Exercise task » Write out each entry, exactly the way it appears.

Material for this task »
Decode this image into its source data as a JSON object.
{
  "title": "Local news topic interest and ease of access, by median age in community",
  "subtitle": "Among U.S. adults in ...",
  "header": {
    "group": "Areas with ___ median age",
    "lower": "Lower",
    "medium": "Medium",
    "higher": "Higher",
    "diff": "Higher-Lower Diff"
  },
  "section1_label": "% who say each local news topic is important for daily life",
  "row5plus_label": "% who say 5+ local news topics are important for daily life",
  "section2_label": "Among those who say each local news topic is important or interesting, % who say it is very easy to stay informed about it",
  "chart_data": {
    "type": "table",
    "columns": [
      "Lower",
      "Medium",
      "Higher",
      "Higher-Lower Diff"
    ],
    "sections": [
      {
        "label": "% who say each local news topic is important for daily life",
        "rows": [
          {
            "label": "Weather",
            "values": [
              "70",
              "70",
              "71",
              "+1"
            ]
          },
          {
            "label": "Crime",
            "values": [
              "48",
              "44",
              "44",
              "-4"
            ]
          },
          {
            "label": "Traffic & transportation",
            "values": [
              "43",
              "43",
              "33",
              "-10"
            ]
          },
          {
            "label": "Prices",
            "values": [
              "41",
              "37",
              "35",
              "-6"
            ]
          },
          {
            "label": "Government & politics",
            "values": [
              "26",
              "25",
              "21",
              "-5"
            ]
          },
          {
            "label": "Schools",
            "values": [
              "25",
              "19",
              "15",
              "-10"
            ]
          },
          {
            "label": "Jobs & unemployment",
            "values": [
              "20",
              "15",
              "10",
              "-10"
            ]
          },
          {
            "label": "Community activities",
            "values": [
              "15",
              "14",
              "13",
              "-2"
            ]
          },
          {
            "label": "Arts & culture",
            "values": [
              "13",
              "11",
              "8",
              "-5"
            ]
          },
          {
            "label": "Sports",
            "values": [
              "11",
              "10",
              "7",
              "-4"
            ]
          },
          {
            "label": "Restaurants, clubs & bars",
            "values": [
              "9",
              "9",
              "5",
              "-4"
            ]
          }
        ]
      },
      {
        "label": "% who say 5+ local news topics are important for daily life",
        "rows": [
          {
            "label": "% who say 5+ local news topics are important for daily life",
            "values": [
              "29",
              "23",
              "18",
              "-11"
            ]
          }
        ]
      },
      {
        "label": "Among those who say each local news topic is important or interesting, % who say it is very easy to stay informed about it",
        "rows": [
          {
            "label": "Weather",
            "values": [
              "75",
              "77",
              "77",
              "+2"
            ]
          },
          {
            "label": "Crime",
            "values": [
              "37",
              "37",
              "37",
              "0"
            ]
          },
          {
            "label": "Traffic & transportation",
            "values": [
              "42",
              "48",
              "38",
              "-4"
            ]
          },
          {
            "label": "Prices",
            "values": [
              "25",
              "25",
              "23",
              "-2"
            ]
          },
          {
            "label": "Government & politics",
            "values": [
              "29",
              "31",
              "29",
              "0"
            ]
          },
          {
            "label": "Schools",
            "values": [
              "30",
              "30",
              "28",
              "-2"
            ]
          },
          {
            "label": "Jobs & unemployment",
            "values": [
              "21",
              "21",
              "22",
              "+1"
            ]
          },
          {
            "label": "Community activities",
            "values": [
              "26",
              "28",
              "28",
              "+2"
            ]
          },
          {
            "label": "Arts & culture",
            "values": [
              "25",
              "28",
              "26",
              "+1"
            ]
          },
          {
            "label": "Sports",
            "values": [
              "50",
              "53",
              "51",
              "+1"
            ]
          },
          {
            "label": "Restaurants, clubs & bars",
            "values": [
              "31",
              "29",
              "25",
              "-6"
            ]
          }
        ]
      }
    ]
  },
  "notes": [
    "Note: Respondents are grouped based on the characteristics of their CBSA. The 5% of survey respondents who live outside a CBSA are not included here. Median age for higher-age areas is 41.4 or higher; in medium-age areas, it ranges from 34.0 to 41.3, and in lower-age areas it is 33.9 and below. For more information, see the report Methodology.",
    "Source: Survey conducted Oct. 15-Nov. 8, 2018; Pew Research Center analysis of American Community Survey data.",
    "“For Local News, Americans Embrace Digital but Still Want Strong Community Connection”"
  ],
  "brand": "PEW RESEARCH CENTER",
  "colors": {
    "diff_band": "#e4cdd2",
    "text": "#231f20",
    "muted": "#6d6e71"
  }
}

Problem solution »
Decode this image into its source data as a JSON object.
{
  "title": "Local news topic interest and ease of access, by median age in community",
  "subtitle": "Among U.S. adults in ...",
  "header": {
    "group": "Areas with ___ median age",
    "lower": "Lower",
    "medium": "Medium",
    "higher": "Higher",
    "diff": "Higher-Lower Diff"
  },
  "section1_label": "% who say each local news topic is important for daily life",
  "row5plus_label": "% who say 5+ local news topics are important for daily life",
  "section2_label": "Among those who say each local news topic is important or interesting, % who say it is very easy to stay informed about it",
  "chart_data": {
    "type": "table",
    "columns": [
      "Lower",
      "Medium",
      "Higher",
      "Higher-Lower Diff"
    ],
    "sections": [
      {
        "label": "% who say each local news topic is important for daily life",
        "rows": [
          {
            "label": "Weather",
            "values": [
              "70",
              "70",
              "71",
              "+1"
            ]
          },
          {
            "label": "Crime",
            "values": [
              "48",
              "44",
              "44",
              "-4"
            ]
          },
          {
            "label": "Traffic & transportation",
            "values": [
              "43",
              "43",
              "33",
              "-10"
            ]
          },
          {
            "label": "Prices",
            "values": [
              "41",
              "37",
              "35",
              "-6"
            ]
          },
          {
            "label": "Government & politics",
            "values": [
              "26",
              "25",
              "21",
              "-5"
            ]
          },
          {
            "label": "Schools",
            "values": [
              "25",
              "19",
              "15",
              "-10"
            ]
          },
          {
            "label": "Jobs & unemployment",
            "values": [
              "20",
              "15",
              "10",
              "-10"
            ]
          },
          {
            "label": "Community activities",
            "values": [
              "15",
              "14",
              "13",
              "-2"
            ]
          },
          {
            "label": "Arts & culture",
            "values": [
              "13",
              "11",
              "8",
              "-5"
            ]
          },
          {
            "label": "Sports",
            "values": [
              "11",
              "10",
              "7",
              "-4"
            ]
          },
          {
            "label": "Restaurants, clubs & bars",
            "values": [
              "9",
              "9",
              "5",
              "-4"
            ]
          }
        ]
      },
      {
        "label": "% who say 5+ local news topics are important for daily life",
        "rows": [
          {
            "label": "% who say 5+ local news topics are important for daily life",
            "values": [
              "29",
              "23",
              "18",
              "-11"
            ]
          }
        ]
      },
      {
        "label": "Among those who say each local news topic is important or interesting, % who say it is very easy to stay informed about it",
        "rows": [
          {
            "label": "Weather",
            "values": [
              "75",
              "77",
              "77",
              "+2"
            ]
          },
          {
            "label": "Crime",
            "values": [
              "37",
              "37",
              "37",
              "0"
            ]
          },
          {
            "label": "Traffic & transportation",
            "values": [
              "42",
              "48",
              "38",
              "-4"
            ]
          },
          {
            "label": "Prices",
            "values": [
              "25",
              "25",
              "23",
              "-2"
            ]
          },
          {
            "label": "Government & politics",
            "values": [
              "29",
              "31",
              "29",
              "0"
            ]
          },
          {
            "label": "Schools",
            "values": [
              "30",
              "30",
              "28",
              "-2"
            ]
          },
          {
            "label": "Jobs & unemployment",
            "values": [
              "21",
              "21",
              "22",
              "+1"
            ]
          },
          {
            "label": "Community activities",
            "values": [
              "26",
              "28",
              "28",
              "+2"
            ]
          },
          {
            "label": "Arts & culture",
            "values": [
              "25",
              "28",
              "26",
              "+1"
            ]
          },
          {
            "label": "Sports",
            "values": [
              "50",
              "53",
              "51",
              "+1"
            ]
          },
          {
            "label": "Restaurants, clubs & bars",
            "values": [
              "31",
              "29",
              "25",
              "-6"
            ]
          }
        ]
      }
    ]
  },
  "notes": [
    "Note: Respondents are grouped based on the characteristics of their CBSA. The 5% of survey respondents who live outside a CBSA are not included here. Median age for higher-age areas is 41.4 or higher; in medium-age areas, it ranges from 34.0 to 41.3, and in lower-age areas it is 33.9 and below. For more information, see the report Methodology.",
    "Source: Survey conducted Oct. 15-Nov. 8, 2018; Pew Research Center analysis of American Community Survey data.",
    "“For Local News, Americans Embrace Digital but Still Want Strong Community Connection”"
  ],
  "brand": "PEW RESEARCH CENTER",
  "colors": {
    "diff_band": "#e4cdd2",
    "text": "#231f20",
    "muted": "#6d6e71"
  }
}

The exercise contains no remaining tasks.